What to work on: Search the data for the word "Daily" and copy every line that contains it.

>> START Provided records

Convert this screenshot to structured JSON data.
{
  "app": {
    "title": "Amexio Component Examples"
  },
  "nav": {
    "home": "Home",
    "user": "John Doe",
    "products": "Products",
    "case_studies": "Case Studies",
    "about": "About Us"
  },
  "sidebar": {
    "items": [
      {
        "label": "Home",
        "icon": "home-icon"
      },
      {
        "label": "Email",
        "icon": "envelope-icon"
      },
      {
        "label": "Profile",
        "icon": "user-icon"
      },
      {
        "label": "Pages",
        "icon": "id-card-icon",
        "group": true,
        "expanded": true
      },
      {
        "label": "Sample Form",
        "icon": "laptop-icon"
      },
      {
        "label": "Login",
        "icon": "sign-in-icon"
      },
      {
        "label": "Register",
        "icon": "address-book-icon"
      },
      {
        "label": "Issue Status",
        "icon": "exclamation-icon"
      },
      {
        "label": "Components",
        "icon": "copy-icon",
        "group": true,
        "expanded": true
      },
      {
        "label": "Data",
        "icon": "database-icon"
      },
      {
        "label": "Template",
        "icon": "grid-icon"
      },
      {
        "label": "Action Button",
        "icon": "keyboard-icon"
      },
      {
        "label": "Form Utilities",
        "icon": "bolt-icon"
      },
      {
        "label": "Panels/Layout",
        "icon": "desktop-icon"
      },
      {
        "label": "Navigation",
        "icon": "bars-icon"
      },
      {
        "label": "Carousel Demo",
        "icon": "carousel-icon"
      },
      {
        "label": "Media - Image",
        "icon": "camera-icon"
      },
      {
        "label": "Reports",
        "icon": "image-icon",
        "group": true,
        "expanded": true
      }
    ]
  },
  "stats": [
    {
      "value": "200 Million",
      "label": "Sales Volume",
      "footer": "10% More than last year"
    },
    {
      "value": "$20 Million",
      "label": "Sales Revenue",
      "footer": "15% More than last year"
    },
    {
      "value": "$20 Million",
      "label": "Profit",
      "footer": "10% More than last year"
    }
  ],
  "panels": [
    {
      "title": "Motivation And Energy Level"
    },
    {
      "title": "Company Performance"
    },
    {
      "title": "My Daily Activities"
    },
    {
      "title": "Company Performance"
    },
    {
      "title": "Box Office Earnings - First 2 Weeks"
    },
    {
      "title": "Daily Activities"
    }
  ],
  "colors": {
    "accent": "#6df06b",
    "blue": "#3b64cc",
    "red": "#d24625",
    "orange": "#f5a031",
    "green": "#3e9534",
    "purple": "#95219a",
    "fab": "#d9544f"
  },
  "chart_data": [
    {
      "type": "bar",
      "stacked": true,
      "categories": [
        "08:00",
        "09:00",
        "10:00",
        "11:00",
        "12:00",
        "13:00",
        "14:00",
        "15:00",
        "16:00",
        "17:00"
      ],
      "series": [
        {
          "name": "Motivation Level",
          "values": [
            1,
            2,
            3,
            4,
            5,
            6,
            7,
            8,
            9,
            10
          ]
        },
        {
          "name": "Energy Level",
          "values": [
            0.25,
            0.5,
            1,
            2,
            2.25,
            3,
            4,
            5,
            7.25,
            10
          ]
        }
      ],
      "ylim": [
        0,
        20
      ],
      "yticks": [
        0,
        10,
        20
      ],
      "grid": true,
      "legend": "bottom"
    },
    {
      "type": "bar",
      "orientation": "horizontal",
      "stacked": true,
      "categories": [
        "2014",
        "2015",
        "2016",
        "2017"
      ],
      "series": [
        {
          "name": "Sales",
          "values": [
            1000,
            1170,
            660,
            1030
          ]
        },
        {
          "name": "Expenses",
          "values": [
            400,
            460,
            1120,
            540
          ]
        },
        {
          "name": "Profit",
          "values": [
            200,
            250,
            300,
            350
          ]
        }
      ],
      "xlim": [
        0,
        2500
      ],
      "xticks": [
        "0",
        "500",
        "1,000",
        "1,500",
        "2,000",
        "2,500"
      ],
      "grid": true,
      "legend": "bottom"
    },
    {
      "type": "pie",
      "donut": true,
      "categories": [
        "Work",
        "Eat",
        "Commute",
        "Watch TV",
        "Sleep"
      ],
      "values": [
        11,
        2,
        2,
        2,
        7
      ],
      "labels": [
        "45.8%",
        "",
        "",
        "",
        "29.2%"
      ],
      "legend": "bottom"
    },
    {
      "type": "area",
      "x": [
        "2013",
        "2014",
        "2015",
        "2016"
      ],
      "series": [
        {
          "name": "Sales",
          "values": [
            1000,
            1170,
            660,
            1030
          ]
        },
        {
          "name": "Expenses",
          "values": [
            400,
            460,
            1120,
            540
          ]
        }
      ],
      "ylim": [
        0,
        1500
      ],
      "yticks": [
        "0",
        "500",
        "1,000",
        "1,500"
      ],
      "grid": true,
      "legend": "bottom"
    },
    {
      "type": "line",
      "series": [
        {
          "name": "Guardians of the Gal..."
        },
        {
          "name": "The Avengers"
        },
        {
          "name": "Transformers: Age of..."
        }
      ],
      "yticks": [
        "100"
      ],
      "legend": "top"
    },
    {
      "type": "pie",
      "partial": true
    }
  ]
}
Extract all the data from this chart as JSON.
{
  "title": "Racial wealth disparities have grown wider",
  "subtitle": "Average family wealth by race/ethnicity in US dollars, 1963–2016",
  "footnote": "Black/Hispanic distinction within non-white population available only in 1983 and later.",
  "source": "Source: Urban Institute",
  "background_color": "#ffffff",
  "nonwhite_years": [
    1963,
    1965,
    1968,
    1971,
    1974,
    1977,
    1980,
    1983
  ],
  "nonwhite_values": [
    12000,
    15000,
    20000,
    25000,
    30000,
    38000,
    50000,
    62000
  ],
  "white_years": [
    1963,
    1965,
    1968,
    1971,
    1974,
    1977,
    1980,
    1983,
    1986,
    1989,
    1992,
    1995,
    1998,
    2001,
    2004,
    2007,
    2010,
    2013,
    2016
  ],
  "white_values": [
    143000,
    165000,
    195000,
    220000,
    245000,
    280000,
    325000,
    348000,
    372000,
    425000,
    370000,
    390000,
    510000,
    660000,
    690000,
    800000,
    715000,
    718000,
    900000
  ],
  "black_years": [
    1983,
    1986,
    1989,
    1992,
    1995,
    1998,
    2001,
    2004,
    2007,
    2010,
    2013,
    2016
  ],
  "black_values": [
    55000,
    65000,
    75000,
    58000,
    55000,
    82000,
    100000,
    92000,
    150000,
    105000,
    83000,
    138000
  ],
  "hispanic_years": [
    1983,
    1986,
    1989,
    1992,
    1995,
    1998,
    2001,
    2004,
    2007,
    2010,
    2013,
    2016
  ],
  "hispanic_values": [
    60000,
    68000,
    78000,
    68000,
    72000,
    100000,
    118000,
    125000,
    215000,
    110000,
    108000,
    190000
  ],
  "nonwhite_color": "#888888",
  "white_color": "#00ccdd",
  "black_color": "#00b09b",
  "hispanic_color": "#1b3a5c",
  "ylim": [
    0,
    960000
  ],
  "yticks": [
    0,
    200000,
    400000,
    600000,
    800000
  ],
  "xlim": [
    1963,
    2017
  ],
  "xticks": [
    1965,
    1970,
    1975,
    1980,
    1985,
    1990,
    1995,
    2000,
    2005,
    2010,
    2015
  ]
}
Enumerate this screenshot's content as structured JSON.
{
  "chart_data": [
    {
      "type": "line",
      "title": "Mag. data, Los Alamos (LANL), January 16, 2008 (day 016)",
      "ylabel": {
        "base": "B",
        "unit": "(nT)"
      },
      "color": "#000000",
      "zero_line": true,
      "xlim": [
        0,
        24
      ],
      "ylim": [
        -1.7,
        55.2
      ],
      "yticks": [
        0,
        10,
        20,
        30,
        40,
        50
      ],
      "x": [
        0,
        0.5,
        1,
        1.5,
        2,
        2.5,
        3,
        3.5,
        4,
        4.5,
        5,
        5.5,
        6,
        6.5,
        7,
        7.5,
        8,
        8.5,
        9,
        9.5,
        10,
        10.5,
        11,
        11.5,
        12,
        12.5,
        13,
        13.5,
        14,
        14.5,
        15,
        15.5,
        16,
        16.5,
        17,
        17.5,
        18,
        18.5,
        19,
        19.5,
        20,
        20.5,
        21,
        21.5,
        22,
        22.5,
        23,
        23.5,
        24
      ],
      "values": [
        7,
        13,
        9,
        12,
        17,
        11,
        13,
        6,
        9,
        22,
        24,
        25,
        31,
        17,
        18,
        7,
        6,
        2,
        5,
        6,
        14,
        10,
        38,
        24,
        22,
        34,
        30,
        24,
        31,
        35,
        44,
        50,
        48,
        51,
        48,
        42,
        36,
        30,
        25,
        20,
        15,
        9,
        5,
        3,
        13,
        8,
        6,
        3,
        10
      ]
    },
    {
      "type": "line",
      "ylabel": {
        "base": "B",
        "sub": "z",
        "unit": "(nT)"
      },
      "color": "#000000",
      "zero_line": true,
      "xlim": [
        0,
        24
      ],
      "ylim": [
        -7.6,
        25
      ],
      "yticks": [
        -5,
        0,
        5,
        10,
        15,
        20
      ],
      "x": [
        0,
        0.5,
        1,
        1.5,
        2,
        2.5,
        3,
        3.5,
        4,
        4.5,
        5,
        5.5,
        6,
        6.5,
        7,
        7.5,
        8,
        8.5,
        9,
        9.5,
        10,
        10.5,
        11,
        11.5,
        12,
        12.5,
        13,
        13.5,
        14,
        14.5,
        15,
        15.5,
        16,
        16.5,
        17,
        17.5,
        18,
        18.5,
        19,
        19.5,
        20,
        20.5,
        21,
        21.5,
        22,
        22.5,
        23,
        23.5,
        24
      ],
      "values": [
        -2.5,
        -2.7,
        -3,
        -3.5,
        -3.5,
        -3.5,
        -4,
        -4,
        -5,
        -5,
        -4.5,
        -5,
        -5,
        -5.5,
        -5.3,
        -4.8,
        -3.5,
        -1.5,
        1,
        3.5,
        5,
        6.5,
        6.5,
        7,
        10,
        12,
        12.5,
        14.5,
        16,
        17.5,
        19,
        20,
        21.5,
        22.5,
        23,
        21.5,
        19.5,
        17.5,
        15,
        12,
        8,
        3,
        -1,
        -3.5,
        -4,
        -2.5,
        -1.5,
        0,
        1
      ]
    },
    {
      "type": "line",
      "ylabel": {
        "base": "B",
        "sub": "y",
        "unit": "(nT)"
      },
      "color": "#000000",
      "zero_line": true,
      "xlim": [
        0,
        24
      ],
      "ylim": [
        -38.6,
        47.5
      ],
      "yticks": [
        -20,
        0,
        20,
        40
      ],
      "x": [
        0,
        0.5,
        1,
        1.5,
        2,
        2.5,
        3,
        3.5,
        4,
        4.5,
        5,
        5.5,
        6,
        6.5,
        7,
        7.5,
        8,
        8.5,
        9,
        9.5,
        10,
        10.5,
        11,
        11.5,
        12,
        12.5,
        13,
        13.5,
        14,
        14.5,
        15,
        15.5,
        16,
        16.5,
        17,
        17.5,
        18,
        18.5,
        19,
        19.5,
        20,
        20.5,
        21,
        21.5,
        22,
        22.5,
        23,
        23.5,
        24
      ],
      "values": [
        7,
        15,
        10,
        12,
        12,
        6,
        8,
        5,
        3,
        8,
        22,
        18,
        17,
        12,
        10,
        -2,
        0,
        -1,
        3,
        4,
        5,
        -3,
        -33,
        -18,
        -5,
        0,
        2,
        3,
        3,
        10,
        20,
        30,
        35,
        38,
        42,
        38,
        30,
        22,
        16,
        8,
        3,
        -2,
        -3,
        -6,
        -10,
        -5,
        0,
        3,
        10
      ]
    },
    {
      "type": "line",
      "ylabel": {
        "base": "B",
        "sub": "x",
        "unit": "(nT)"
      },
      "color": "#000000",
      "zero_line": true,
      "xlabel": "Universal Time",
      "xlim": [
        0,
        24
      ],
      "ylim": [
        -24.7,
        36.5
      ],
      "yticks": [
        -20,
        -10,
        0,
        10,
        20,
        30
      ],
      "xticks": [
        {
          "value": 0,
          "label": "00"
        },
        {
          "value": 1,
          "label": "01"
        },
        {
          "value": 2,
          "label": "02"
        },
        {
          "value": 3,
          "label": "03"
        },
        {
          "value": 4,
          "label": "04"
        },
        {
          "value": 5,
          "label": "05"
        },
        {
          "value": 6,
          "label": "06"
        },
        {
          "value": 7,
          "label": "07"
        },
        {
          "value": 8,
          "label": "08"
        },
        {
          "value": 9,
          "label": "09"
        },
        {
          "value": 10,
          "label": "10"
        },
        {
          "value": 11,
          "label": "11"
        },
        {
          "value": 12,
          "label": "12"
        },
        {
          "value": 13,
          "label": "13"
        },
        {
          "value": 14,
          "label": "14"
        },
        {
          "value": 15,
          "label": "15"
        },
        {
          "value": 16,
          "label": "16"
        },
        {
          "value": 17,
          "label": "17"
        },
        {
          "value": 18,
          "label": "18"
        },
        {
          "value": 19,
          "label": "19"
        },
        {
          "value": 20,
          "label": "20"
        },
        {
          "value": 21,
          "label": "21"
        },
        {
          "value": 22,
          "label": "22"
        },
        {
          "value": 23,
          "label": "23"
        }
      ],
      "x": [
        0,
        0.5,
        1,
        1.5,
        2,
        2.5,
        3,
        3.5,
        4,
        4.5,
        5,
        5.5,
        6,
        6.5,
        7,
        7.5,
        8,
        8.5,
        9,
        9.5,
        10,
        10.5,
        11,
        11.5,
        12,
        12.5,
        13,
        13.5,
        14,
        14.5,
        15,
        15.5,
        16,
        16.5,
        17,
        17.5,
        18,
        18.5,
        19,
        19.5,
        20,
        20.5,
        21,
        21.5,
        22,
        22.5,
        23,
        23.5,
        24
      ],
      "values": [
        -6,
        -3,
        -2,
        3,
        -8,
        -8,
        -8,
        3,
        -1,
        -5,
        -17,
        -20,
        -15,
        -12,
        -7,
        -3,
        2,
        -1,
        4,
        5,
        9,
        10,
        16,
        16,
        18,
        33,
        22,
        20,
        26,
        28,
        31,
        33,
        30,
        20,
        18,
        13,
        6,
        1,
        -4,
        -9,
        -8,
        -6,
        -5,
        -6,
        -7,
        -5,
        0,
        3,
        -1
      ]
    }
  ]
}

>> END Provided records

Result below:
      "title": "My Daily Activities"
      "title": "Daily Activities"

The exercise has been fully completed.